What you should do:
Below are the records; reproduce all of them exactly but without any images.

(Source records)
-.-.-

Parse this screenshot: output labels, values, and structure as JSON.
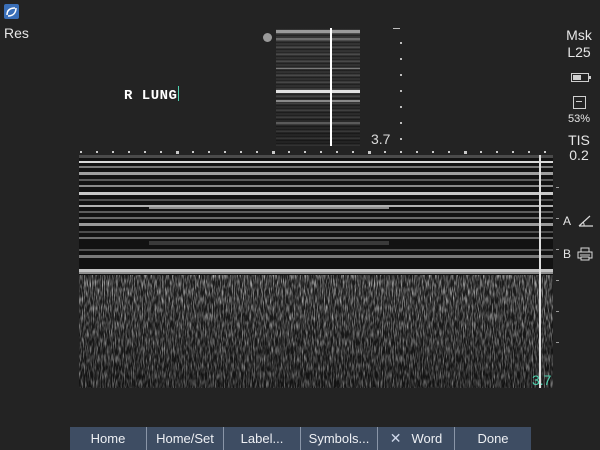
{
  "header": {
    "mode_label": "Res"
  },
  "annotation": {
    "text": "R LUNG"
  },
  "thumbnail": {
    "depth": "3.7"
  },
  "right_panel": {
    "preset": "Msk",
    "transducer": "L25",
    "storage_percent": "53%",
    "tis_label": "TIS",
    "tis_value": "0.2",
    "marker_a": "A",
    "marker_b": "B"
  },
  "mmode": {
    "depth": "3.7"
  },
  "softkeys": [
    {
      "label": "Home"
    },
    {
      "label": "Home/Set"
    },
    {
      "label": "Label..."
    },
    {
      "label": "Symbols..."
    },
    {
      "label": "Word",
      "icon": "x-icon"
    },
    {
      "label": "Done"
    }
  ],
  "icons": [
    "logo-icon",
    "dot-icon",
    "battery-icon",
    "disk-icon",
    "ruler-icon",
    "printer-icon"
  ],
  "colors": {
    "accent": "#4fd3b0",
    "softkey_bar": "#3e4d63",
    "background": "#232323"
  }
}
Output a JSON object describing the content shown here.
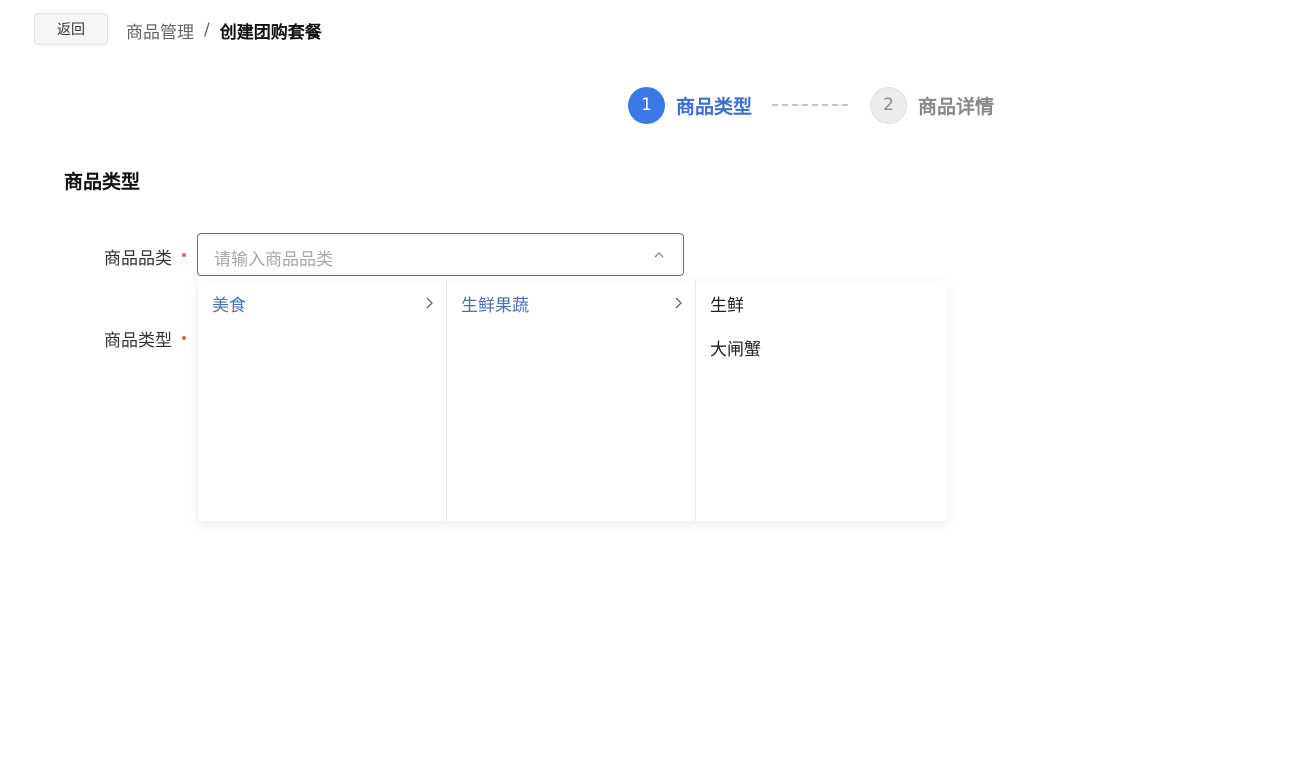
{
  "header": {
    "back_label": "返回",
    "breadcrumb": {
      "parent": "商品管理",
      "separator": "/",
      "current": "创建团购套餐"
    }
  },
  "steps": [
    {
      "number": "1",
      "label": "商品类型",
      "state": "active"
    },
    {
      "number": "2",
      "label": "商品详情",
      "state": "inactive"
    }
  ],
  "section": {
    "title": "商品类型"
  },
  "form": {
    "category_label": "商品品类",
    "category_placeholder": "请输入商品品类",
    "type_label": "商品类型"
  },
  "cascader": {
    "columns": [
      {
        "options": [
          {
            "label": "美食",
            "selected": true,
            "has_children": true
          }
        ]
      },
      {
        "options": [
          {
            "label": "生鲜果蔬",
            "selected": true,
            "has_children": true
          }
        ]
      },
      {
        "options": [
          {
            "label": "生鲜",
            "selected": false,
            "has_children": false
          },
          {
            "label": "大闸蟹",
            "selected": false,
            "has_children": false
          }
        ]
      }
    ]
  },
  "colors": {
    "accent": "#3a78e8",
    "selected_text": "#4a72b8",
    "required": "#e0605a"
  },
  "icons": [
    "chevron-up-icon",
    "chevron-right-icon"
  ]
}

-.-.-

Solution:
Parse this screenshot: output labels, values, and structure as JSON.
{
  "header": {
    "mode_label": "Res"
  },
  "annotation": {
    "text": "R LUNG"
  },
  "thumbnail": {
    "depth": "3.7"
  },
  "right_panel": {
    "preset": "Msk",
    "transducer": "L25",
    "storage_percent": "53%",
    "tis_label": "TIS",
    "tis_value": "0.2",
    "marker_a": "A",
    "marker_b": "B"
  },
  "mmode": {
    "depth": "3.7"
  },
  "softkeys": [
    {
      "label": "Home"
    },
    {
      "label": "Home/Set"
    },
    {
      "label": "Label..."
    },
    {
      "label": "Symbols..."
    },
    {
      "label": "Word",
      "icon": "x-icon"
    },
    {
      "label": "Done"
    }
  ],
  "icons": [
    "logo-icon",
    "dot-icon",
    "battery-icon",
    "disk-icon",
    "ruler-icon",
    "printer-icon"
  ],
  "colors": {
    "accent": "#4fd3b0",
    "softkey_bar": "#3e4d63",
    "background": "#232323"
  }
}
Output a JSON object describing the content shown here.
{
  "header": {
    "back_label": "返回",
    "breadcrumb": {
      "parent": "商品管理",
      "separator": "/",
      "current": "创建团购套餐"
    }
  },
  "steps": [
    {
      "number": "1",
      "label": "商品类型",
      "state": "active"
    },
    {
      "number": "2",
      "label": "商品详情",
      "state": "inactive"
    }
  ],
  "section": {
    "title": "商品类型"
  },
  "form": {
    "category_label": "商品品类",
    "category_placeholder": "请输入商品品类",
    "type_label": "商品类型"
  },
  "cascader": {
    "columns": [
      {
        "options": [
          {
            "label": "美食",
            "selected": true,
            "has_children": true
          }
        ]
      },
      {
        "options": [
          {
            "label": "生鲜果蔬",
            "selected": true,
            "has_children": true
          }
        ]
      },
      {
        "options": [
          {
            "label": "生鲜",
            "selected": false,
            "has_children": false
          },
          {
            "label": "大闸蟹",
            "selected": false,
            "has_children": false
          }
        ]
      }
    ]
  },
  "colors": {
    "accent": "#3a78e8",
    "selected_text": "#4a72b8",
    "required": "#e0605a"
  },
  "icons": [
    "chevron-up-icon",
    "chevron-right-icon"
  ]
}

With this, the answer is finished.